Go through the records below line by line. Count the lines with "this" and give the count alone.

* **Given records**:
┄┄┄┄┄┄┄┄┄┄

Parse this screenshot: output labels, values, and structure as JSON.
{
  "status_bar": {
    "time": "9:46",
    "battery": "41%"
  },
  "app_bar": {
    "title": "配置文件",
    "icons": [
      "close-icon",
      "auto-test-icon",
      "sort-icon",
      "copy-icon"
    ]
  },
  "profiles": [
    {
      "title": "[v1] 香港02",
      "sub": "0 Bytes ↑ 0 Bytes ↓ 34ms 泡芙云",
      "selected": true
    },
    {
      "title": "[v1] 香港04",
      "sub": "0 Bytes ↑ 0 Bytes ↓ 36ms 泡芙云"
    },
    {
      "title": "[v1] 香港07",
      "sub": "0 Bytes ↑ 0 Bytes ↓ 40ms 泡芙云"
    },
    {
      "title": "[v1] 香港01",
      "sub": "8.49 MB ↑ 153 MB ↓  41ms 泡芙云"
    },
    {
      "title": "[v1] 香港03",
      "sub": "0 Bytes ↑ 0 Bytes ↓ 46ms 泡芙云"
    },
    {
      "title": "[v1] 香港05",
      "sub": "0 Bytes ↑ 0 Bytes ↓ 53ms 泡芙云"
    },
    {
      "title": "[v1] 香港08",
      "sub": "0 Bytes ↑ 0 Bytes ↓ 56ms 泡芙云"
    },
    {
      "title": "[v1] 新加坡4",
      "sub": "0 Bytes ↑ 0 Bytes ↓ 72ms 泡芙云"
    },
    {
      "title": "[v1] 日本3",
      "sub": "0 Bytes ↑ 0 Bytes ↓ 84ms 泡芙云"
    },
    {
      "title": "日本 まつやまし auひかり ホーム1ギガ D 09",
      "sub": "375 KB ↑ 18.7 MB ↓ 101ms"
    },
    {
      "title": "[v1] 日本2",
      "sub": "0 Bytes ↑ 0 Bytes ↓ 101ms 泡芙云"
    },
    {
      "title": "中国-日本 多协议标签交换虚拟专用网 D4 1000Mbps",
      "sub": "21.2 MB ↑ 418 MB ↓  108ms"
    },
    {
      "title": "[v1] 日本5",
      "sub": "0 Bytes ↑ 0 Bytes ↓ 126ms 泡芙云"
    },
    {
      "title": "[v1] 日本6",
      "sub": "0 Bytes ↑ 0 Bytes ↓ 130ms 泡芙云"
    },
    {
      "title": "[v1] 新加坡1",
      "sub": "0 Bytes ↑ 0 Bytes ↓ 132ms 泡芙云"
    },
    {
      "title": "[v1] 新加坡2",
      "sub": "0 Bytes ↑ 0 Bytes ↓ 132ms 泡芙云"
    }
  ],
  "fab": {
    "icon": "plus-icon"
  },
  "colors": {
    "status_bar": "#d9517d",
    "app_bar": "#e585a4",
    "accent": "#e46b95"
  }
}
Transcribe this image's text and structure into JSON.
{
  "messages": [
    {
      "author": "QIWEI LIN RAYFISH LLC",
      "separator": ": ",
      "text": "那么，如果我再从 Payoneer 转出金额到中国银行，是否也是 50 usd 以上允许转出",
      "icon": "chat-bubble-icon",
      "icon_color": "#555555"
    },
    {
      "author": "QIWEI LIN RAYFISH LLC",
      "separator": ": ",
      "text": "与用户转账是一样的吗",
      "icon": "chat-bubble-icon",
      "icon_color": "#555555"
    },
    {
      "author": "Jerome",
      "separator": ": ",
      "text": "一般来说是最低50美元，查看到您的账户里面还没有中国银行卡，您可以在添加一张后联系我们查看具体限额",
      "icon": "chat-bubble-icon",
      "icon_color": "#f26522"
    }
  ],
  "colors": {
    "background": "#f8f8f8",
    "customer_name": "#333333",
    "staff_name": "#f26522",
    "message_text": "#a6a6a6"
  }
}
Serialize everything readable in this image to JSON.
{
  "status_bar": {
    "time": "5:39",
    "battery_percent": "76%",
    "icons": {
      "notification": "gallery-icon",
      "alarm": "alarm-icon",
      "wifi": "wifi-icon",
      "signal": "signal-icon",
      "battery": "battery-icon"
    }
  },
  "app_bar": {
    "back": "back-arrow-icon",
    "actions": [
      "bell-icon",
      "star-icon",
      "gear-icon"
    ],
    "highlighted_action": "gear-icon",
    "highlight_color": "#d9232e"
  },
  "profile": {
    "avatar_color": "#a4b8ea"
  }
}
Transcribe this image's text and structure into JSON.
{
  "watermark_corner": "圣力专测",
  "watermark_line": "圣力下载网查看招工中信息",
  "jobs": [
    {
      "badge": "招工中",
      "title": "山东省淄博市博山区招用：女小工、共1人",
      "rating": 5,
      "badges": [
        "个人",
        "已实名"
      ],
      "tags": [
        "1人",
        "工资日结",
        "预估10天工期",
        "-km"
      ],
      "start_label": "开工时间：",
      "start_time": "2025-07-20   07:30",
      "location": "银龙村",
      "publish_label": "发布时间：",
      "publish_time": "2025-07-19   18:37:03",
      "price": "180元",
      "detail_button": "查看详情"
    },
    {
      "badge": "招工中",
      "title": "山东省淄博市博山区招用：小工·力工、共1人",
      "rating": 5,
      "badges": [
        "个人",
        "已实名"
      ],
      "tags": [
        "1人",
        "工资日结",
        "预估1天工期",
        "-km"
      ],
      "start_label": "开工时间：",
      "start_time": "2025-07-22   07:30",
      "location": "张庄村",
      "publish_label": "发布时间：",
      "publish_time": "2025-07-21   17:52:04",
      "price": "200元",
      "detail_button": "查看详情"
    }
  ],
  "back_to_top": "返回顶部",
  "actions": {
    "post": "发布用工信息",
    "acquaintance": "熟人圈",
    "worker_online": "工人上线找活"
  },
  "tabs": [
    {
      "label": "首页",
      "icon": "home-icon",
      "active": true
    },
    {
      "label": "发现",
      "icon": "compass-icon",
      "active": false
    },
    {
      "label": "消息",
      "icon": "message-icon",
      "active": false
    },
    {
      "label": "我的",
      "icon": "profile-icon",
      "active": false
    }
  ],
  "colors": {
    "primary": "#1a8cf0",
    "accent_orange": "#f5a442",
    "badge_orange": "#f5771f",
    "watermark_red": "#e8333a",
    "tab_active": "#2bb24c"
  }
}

┄┄┄┄┄┄┄┄┄┄

* **Solution**: 4